[EXTRACTED TEXT]
════════════════════
Bloomberg News

SNC-Lavalin Tumbles Most in 20 Years Amid Payments Inquiry: Montreal Mover

February 28, 2012

SNC-Lavalin Group Inc. (SNC), Canada’s largest engineering company, fell the most in at least 20 years after saying 2011 profit would be less than forecast and opening a probe into inaccurate documentation of payments by its construction unit.

An outside law firm is assisting in the inquiry after C$35 million ($35 million) of fourth-quarter outlays were found to have been tied to “projects to which they did not relate” and had to be logged as expenses, SNC-Lavalin said today.

Fourth-quarter and annual results will be filed by March 30, instead of March 2 as planned, the Montreal-based company said in a statement. Net income for 2011 will probably be 18 percent, or about C$80 million, below a previous forecast because of higher expenses at businesses including its Libyan ventures.

“This is clearly an uncertain situation,” Maxim Sytchev, an AltaCorp Capital Inc. analyst in Toronto, said in a note to investors. With the release of quarterly results “being pushed to the end of March, the stock will be in limbo.”

SNC-Lavalin plunged 21 percent to C$38.43 by 4 p.m. in Toronto, its lowest close since May 2009. The drop was the biggest since at least January 1992, based on data compiled by Bloomberg.

The internal probe centers on “the facts and circumstances” surrounding payments “that were documented to construction projects to which they did not relate,” according to the SNC-Lavalin statement.

‘Taking Steps’

“The investigation’s current findings support the company’s accounting treatment of these payments,” SNC-Lavalin said. “The board of directors is taking steps to implement changes and further appropriate actions arising from the investigation.”

Fourth-quarter results also will include about C$23 million in costs linked to “a revised position of the company’s net financial exposure on its Libyan projects,” SNC-Lavalin said.

Projects in the country accounted for about 7 percent of SNC-Lavalin’s backlog when the armed rebellion against deposed dictator Muammar Qaddafi broke out last year and all work was suspended. The Globe & Mail newspaper said last month that two SNC-Lavalin executives had ties to Qaddafi’s son, Saadi.
════════════════════
[MATERIAL PROVIDED]
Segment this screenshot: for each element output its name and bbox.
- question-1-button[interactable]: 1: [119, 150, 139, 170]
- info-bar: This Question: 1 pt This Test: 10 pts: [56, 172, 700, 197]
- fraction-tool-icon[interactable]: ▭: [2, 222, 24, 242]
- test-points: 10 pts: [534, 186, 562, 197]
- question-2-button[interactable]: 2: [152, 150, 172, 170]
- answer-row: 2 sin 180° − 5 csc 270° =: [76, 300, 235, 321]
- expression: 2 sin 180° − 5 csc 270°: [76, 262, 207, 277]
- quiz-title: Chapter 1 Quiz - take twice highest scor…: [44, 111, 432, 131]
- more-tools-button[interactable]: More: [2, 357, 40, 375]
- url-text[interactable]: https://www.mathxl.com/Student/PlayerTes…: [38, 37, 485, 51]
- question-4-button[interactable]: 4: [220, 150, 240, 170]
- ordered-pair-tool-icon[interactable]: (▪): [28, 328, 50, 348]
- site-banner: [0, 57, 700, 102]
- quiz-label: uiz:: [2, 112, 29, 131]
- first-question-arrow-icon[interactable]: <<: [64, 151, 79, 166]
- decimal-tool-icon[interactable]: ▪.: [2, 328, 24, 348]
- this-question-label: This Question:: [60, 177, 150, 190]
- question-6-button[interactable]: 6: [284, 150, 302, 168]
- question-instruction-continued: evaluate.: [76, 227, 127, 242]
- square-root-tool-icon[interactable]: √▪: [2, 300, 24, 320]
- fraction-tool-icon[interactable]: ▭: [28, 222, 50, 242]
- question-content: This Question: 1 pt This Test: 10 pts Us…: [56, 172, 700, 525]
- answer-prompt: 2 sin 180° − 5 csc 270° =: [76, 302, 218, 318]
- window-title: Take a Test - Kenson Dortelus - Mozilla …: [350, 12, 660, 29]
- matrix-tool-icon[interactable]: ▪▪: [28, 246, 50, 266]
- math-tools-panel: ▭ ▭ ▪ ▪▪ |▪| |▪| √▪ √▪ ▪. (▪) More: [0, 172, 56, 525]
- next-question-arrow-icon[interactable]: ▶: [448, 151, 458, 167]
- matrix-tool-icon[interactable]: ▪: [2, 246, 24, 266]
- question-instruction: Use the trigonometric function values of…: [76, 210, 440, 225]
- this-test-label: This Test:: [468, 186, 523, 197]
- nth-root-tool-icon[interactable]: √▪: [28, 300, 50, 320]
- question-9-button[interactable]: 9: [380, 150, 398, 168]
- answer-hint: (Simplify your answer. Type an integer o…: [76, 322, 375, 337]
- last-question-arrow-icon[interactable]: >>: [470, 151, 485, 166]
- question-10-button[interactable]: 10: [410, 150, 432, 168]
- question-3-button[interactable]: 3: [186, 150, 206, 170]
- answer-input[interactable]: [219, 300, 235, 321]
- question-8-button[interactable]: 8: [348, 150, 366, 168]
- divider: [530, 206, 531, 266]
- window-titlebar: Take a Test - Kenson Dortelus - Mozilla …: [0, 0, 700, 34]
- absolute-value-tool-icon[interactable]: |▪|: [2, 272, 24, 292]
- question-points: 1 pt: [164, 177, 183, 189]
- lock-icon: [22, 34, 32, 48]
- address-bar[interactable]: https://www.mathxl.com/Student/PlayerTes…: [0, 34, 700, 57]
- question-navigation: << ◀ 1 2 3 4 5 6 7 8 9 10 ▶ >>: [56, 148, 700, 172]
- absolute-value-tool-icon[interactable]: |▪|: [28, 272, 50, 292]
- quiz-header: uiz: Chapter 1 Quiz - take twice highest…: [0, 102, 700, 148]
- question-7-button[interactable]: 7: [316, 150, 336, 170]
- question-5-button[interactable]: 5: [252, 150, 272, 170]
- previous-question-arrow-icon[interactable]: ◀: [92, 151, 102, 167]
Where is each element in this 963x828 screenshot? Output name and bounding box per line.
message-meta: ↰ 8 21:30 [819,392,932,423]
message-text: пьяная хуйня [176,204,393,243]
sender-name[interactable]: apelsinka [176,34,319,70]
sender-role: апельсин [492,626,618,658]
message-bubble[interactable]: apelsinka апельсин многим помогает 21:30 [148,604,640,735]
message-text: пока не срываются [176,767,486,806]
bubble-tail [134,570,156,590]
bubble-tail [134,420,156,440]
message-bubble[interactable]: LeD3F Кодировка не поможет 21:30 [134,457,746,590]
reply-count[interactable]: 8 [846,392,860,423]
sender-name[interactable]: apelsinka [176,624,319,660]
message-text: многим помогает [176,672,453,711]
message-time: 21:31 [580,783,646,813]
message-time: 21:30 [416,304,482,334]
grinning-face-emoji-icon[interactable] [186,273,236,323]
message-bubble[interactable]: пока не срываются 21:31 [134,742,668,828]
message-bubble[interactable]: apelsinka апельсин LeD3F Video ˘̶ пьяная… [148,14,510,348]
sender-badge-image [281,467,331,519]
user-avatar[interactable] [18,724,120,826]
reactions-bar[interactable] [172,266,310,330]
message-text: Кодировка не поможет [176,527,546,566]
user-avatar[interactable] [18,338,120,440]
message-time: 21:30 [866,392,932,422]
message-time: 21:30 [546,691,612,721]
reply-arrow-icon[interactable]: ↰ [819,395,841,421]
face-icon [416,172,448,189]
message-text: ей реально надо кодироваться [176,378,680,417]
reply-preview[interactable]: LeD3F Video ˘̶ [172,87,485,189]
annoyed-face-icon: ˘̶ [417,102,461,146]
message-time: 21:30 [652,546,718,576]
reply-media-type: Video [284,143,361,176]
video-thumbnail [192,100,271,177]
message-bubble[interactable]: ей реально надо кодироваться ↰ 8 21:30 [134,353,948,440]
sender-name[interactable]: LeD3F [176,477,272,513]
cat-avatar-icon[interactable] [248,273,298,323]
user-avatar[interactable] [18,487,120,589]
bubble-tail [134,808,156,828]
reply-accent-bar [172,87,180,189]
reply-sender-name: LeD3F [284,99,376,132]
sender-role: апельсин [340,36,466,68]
════════════════════
[TASK REQUIREMENTS]
a) Using the SNC-Lavalin article, decide whether each statement below agrees with it. Answer yes or no for each, and quote the words from the article that settle it.
(i) The company planned to file its fourth-quarter and annual results by March 30 from the start.
(ii) SNC-Lavalin shares closed at C$38.43 in Toronto.
(iii) Projects in Libya made up about 7 percent of SNC-Lavalin's backlog when the rebellion broke out.
b) Set down the passage of the SNC-Lavalin article starting with "SNC-Lavalin Group Inc." and going on through "its Libyan ventures.".
c) According to the SNC-Lavalin article, how much in fourth-quarter outlays was found to be tied to projects to which they did not relate?

[RESULTS BY TASK]
a)
(i) No: "Fourth-quarter and annual results will be filed by March 30, instead of March 2 as planned"
(ii) Yes: "SNC-Lavalin plunged 21 percent to C$38.43 by 4 p.m. in Toronto"
(iii) Yes: "Projects in the country accounted for about 7 percent of SNC-Lavalin’s backlog"

b)
SNC-Lavalin Group Inc. (SNC), Canada’s largest engineering company, fell the most in at least 20 years after saying 2011 profit would be less than forecast and opening a probe into inaccurate documentation of payments by its construction unit.

An outside law firm is assisting in the inquiry after C$35 million ($35 million) of fourth-quarter outlays were found to have been tied to “projects to which they did not relate” and had to be logged as expenses, SNC-Lavalin said today.

Fourth-quarter and annual results will be filed by March 30, instead of March 2 as planned, the Montreal-based company said in a statement. Net income for 2011 will probably be 18 percent, or about C$80 million, below a previous forecast because of higher expenses at businesses including its Libyan ventures.

c) C$35 million ($35 million).